__Records supplied__.
* start *

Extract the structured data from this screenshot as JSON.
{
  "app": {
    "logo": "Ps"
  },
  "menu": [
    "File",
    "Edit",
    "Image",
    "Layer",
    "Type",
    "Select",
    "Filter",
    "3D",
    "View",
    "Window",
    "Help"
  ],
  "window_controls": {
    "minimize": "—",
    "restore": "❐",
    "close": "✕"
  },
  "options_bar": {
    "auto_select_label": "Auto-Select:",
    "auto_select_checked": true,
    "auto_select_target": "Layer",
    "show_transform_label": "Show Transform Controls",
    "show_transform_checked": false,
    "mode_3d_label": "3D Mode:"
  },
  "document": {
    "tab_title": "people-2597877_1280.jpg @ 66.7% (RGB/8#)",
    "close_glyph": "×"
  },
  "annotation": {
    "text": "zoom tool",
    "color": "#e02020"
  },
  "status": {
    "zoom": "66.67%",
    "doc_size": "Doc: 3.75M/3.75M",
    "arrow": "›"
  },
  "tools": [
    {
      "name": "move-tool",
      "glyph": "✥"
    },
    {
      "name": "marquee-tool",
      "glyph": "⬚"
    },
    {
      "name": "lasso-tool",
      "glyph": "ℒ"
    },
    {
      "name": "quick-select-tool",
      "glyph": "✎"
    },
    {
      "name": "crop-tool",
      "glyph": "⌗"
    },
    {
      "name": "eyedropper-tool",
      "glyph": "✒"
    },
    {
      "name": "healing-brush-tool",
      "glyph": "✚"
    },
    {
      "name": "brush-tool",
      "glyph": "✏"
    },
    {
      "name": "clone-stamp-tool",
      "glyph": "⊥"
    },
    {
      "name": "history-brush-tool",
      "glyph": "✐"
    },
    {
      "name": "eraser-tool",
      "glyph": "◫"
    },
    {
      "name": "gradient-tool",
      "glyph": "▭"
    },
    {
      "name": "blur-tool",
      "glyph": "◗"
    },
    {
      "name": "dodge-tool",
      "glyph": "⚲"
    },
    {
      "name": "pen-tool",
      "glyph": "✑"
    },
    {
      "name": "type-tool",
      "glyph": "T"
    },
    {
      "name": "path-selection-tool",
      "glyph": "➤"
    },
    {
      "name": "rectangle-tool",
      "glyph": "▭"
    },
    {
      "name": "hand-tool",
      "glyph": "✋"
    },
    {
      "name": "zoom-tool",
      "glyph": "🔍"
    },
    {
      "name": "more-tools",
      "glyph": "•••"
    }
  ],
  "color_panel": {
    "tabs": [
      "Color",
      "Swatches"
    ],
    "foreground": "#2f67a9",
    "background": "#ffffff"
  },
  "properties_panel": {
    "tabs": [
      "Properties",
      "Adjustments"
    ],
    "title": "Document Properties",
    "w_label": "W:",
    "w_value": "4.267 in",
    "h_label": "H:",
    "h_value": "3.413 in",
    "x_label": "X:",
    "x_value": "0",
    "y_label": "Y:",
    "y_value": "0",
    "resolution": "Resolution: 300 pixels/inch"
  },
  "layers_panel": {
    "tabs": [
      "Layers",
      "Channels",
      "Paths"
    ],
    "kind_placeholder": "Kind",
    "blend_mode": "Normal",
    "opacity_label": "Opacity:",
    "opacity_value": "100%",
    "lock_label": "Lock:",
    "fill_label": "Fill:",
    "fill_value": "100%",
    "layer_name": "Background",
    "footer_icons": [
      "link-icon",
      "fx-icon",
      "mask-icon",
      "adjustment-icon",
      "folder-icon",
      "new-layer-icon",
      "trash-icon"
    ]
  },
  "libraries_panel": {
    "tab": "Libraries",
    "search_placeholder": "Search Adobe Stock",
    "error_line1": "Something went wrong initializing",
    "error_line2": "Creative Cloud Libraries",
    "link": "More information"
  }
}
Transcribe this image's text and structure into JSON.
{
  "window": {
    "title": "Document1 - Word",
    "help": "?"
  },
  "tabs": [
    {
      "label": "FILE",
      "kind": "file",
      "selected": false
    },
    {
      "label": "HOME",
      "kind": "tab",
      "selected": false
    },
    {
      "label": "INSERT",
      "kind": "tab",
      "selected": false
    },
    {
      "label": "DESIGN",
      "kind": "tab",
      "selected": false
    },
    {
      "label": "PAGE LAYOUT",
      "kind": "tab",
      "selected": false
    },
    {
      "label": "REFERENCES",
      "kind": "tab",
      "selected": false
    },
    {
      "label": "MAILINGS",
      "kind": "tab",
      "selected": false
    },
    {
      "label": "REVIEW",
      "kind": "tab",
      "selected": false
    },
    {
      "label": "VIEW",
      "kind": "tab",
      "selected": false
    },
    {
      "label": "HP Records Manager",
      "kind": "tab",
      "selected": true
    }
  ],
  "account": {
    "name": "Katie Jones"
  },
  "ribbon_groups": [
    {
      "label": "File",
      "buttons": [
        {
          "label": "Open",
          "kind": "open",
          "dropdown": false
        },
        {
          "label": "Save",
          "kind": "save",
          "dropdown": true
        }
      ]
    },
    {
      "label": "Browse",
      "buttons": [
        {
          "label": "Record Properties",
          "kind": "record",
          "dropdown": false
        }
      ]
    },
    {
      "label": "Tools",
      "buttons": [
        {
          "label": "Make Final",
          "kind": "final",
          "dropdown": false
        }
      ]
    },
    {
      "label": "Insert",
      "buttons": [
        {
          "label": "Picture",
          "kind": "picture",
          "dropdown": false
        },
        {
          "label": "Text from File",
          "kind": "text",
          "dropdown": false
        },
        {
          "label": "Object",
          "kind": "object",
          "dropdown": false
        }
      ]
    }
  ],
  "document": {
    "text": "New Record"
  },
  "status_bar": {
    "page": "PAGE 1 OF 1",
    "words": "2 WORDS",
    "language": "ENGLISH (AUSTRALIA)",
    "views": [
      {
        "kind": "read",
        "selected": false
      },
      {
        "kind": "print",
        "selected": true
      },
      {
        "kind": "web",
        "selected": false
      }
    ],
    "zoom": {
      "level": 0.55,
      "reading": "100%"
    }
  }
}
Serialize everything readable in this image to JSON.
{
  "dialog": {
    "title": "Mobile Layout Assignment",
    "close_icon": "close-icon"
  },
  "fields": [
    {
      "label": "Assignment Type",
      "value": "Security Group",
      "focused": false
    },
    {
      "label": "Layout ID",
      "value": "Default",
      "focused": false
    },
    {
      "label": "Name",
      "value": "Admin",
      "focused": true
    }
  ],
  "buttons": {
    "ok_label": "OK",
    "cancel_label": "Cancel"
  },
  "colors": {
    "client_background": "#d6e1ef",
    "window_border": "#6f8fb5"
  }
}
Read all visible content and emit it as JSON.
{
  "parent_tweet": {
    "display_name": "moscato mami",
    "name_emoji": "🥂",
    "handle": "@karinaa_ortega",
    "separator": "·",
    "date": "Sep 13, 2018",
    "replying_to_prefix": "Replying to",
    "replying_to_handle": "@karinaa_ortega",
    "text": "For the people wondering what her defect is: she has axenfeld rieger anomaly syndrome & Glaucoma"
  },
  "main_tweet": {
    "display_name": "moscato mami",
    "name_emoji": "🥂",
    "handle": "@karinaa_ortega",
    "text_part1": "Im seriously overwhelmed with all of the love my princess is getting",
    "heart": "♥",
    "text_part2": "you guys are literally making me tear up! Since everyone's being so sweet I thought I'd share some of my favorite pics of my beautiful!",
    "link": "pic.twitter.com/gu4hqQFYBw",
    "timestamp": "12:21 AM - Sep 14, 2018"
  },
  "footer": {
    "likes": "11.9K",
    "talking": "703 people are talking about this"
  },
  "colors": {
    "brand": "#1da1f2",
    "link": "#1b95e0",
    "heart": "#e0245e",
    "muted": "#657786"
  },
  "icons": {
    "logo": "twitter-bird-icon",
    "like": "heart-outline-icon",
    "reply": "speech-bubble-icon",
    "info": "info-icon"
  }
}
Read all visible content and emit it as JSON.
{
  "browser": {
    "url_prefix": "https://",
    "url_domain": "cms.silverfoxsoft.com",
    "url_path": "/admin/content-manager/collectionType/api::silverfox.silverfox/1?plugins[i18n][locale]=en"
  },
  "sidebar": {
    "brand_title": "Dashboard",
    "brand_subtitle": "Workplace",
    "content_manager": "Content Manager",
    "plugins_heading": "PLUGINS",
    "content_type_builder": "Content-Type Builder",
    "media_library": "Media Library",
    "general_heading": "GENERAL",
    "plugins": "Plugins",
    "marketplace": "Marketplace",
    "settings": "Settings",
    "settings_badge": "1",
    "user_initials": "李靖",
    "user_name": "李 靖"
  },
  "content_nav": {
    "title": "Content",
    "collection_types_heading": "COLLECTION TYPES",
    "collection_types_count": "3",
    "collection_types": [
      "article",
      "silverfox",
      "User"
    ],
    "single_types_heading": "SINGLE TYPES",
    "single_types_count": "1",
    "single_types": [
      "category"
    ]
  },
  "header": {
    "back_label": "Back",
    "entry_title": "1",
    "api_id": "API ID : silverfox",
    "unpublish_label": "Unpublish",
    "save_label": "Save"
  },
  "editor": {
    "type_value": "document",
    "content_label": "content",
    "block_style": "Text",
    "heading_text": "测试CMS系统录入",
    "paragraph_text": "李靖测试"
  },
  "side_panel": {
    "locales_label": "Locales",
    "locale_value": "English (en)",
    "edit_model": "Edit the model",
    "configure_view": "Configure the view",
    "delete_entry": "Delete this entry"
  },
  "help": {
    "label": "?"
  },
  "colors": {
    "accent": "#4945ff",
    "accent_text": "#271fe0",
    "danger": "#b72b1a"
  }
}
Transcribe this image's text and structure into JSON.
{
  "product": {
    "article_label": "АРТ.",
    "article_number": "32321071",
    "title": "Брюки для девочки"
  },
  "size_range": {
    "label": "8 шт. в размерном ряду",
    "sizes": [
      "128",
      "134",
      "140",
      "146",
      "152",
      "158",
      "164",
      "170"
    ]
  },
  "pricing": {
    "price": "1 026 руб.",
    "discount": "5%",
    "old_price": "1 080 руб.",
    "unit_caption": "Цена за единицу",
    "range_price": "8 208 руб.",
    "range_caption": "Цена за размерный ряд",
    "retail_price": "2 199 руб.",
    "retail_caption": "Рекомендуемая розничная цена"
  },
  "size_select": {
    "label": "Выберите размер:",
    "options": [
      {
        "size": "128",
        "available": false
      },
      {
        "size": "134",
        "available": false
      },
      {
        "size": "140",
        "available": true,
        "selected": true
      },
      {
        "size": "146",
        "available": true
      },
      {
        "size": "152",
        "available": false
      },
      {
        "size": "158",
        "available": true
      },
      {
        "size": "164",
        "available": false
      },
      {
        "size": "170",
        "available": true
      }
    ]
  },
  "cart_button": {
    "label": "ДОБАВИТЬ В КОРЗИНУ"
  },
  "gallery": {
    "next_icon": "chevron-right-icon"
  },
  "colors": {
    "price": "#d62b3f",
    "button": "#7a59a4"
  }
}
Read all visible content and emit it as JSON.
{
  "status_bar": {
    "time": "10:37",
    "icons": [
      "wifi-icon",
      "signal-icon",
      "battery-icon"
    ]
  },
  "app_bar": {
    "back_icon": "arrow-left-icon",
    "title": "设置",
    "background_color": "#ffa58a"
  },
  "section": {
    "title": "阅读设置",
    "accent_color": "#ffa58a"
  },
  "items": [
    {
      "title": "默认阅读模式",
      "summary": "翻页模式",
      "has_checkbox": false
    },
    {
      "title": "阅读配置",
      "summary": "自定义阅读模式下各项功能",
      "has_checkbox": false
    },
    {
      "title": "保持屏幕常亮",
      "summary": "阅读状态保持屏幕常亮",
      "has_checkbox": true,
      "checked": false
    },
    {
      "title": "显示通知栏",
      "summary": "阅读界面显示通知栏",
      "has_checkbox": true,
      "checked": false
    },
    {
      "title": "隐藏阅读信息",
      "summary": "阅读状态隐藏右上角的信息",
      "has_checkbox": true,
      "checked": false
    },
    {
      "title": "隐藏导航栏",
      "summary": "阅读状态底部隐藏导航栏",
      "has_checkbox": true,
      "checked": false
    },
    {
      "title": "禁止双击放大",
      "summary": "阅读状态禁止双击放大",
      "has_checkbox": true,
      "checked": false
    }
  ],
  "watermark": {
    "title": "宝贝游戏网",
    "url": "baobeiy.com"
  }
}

* end *

__Set task__. Find the lines above holding the word "link" and show them.

__The solution__.
      "link-icon",
    "link": "More information"
    "link": "pic.twitter.com/gu4hqQFYBw",
    "link": "#1b95e0",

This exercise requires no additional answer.